**WRITTEN REQUEST 1**:
Lay out the records as a JSON list of strings with one string per line, starting at the beginning of the records and continuing through the line that contains "The flexible lead 68 is at (651, 128).". Omit blank lines, and leave the pictures out of the answer.

BEGIN SOURCE TEXT

ACL SEMICONDUCTORS INC.
NOTES TO CONDENSED CONSOLIDATED FINANCIAL STATEMENTS
(UNAUDITED)

1.     Basis of Presentation and Nature of Business Operations

Basis of Presentation

The condensed consolidated financial statements include the financial statements of ACL Semiconductors Inc. and its subsidiaries, Atlantic Components Ltd. (“Atlantic”) and Alpha Perform Technology Limited (“Alpha”) (collectively, “ACL” or the “Company”). The accompanying unaudited condensed consolidated financial statements have been prepared in accordance with the instructions to Form 10-Q and do not include all of the information and footnotes required by accounting principles generally accepted in the United States of America for complete consolidated financial statements. These condensed consolidated financial statements and related notes should be read in conjunction with the Company’s audited financial statements for the fiscal years ended December 31, 2008, 2007 and 2006 included in the Company’s Annual Report on Form 10-K for the period ended December 31, 2008 filed with the Securities Exchange Commission (“SEC”) on April 14, 2009. In the opinion of management, these condensed consolidated financial statements reflect all adjustments which are of a normal recurring nature and which are necessary to present fairly the consolidated financial position of the Company as of March 31, 2009 and December 31, 2008, and the results of operations for the three-month periods ended March 31, 2009 and 2008 and the cash flows for the three-month periods ended March 31, 2009 and 2008. The results of operations for the three months ended March 31, 2009 are not necessarily indicative of the results which may be expected for the entire fiscal year. All significant intercompany accounts and transactions have been eliminated in preparation of the condensed consolidated financial statements.

END SOURCE TEXT

**WRITTEN REQUEST 2**:
According to the financial statement notes, on what date was the Company's Annual Report on Form 10-K filed with the Securities Exchange Commission?

BEGIN PROVIDED INFORMATION

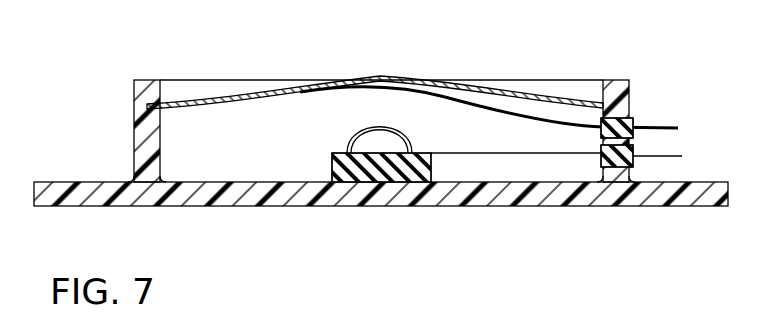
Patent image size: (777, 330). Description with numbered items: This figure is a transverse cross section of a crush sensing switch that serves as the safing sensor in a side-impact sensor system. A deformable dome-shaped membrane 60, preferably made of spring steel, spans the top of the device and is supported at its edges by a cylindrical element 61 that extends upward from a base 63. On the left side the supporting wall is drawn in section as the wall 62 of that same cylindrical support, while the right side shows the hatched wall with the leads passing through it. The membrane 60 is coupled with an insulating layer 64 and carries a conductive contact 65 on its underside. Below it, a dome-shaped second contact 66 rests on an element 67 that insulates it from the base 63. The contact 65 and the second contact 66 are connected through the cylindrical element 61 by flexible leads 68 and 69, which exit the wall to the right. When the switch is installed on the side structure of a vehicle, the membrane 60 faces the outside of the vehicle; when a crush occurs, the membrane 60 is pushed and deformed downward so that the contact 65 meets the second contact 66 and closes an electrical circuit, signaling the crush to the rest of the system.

The deformable dome-shaped membrane 60 is at (250, 95).
The cylindrical element 61 is at (620, 80).
The left side wall 62 is at (134, 90).
The base 63 is at (228, 206).
The insulating layer 64 is at (296, 94).
The conductive contact 65 is at (345, 88).
The dome-shaped second contact 66 is at (408, 140).
The element 67 is at (332, 167).
The flexible lead 68 is at (651, 128).
The flexible lead 69 is at (682, 156).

END PROVIDED INFORMATION

**OUTPUT 1**:
[
  "Patent image size: (777, 330). Description with numbered items: This figure is a transverse cross section of a crush sensing switch that serves as the safing sensor in a side-impact sensor system. A deformable dome-shaped membrane 60, preferably made of spring steel, spans the top of the device and is supported at its edges by a cylindrical element 61 that extends upward from a base 63. On the left side the supporting wall is drawn in section as the wall 62 of that same cylindrical support, while the right side shows the hatched wall with the leads passing through it. The membrane 60 is coupled with an insulating layer 64 and carries a conductive contact 65 on its underside. Below it, a dome-shaped second contact 66 rests on an element 67 that insulates it from the base 63. The contact 65 and the second contact 66 are connected through the cylindrical element 61 by flexible leads 68 and 69, which exit the wall to the right. When the switch is installed on the side structure of a vehicle, the membrane 60 faces the outside of the vehicle; when a crush occurs, the membrane 60 is pushed and deformed downward so that the contact 65 meets the second contact 66 and closes an electrical circuit, signaling the crush to the rest of the system.",
  "The deformable dome-shaped membrane 60 is at (250, 95).",
  "The cylindrical element 61 is at (620, 80).",
  "The left side wall 62 is at (134, 90).",
  "The base 63 is at (228, 206).",
  "The insulating layer 64 is at (296, 94).",
  "The conductive contact 65 is at (345, 88).",
  "The dome-shaped second contact 66 is at (408, 140).",
  "The element 67 is at (332, 167).",
  "The flexible lead 68 is at (651, 128)."
]

**OUTPUT 2**:
April 14, 2009